┌──

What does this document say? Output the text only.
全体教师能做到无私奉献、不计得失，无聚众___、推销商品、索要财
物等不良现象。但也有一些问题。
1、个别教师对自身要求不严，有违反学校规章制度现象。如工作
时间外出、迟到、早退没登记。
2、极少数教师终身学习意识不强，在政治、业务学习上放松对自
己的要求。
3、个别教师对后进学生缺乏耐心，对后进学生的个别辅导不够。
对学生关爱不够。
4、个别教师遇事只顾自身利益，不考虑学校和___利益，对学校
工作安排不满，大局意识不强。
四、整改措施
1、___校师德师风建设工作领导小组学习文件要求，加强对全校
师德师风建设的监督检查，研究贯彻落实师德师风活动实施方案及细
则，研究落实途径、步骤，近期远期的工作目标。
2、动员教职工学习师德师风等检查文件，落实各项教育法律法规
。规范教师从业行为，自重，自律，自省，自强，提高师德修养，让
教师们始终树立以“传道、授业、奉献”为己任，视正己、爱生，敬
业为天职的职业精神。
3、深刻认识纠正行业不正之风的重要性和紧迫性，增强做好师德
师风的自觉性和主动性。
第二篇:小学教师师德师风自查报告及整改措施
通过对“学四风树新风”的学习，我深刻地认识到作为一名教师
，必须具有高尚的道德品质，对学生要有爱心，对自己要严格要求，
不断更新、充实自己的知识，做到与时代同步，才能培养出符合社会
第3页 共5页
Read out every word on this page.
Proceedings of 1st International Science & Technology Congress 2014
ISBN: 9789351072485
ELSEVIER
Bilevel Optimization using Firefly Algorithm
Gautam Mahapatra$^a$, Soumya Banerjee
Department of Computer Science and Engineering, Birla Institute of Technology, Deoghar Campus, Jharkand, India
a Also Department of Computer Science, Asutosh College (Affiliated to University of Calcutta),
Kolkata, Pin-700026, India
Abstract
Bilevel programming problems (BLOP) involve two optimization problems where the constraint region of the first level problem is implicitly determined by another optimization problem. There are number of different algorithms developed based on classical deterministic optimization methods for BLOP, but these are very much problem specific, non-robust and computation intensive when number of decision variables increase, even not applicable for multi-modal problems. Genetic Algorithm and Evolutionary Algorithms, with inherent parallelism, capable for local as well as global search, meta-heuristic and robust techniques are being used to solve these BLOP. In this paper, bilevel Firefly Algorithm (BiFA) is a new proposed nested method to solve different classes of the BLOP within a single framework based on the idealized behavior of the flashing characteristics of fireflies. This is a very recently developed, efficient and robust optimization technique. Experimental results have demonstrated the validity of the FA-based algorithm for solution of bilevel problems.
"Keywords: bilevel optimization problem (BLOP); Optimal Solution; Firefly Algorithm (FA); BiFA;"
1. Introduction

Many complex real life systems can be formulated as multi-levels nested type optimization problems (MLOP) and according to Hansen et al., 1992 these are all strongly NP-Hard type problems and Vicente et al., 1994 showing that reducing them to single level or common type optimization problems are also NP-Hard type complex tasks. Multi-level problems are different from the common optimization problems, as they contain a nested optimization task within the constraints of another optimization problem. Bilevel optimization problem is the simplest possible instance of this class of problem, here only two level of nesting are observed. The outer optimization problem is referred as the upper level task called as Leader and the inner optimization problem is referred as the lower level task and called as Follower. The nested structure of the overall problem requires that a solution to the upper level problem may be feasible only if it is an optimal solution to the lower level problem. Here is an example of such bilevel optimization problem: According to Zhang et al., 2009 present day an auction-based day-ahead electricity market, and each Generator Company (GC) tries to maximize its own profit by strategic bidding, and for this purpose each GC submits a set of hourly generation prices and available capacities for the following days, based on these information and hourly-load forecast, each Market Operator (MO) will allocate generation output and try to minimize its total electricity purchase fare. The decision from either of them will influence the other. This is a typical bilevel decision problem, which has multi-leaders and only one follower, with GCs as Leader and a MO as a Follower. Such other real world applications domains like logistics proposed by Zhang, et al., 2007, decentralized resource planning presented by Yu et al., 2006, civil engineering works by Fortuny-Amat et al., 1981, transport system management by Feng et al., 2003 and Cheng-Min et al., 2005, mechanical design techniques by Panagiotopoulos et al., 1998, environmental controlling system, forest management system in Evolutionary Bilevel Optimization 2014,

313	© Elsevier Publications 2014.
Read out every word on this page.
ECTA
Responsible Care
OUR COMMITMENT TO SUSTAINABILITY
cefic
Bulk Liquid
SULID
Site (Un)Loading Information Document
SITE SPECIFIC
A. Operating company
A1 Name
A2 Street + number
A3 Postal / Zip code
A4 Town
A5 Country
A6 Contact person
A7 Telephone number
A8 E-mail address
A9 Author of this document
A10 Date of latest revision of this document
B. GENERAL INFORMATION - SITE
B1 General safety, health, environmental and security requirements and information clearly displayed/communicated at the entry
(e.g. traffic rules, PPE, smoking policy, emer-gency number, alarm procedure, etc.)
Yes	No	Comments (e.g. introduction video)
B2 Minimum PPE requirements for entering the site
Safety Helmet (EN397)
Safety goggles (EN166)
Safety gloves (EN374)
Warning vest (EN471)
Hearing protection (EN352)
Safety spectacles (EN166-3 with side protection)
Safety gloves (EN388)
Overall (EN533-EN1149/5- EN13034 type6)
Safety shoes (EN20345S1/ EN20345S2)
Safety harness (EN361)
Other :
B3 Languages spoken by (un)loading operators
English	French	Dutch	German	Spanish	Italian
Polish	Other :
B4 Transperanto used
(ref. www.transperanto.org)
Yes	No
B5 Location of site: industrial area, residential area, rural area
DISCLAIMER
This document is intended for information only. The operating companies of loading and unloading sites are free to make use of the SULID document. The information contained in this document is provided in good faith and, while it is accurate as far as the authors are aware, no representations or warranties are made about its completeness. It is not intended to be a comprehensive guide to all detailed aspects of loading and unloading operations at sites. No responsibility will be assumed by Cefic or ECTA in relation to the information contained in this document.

└──

▸ **Your objective**: In the entries above, find lines with "Computer" and copy each.

▸ **Answer to the exercise**:
Department of Computer Science and Engineering, Birla Institute of Technology, Deoghar Campus, Jharkand, India
a Also Department of Computer Science, Asutosh College (Affiliated to University of Calcutta),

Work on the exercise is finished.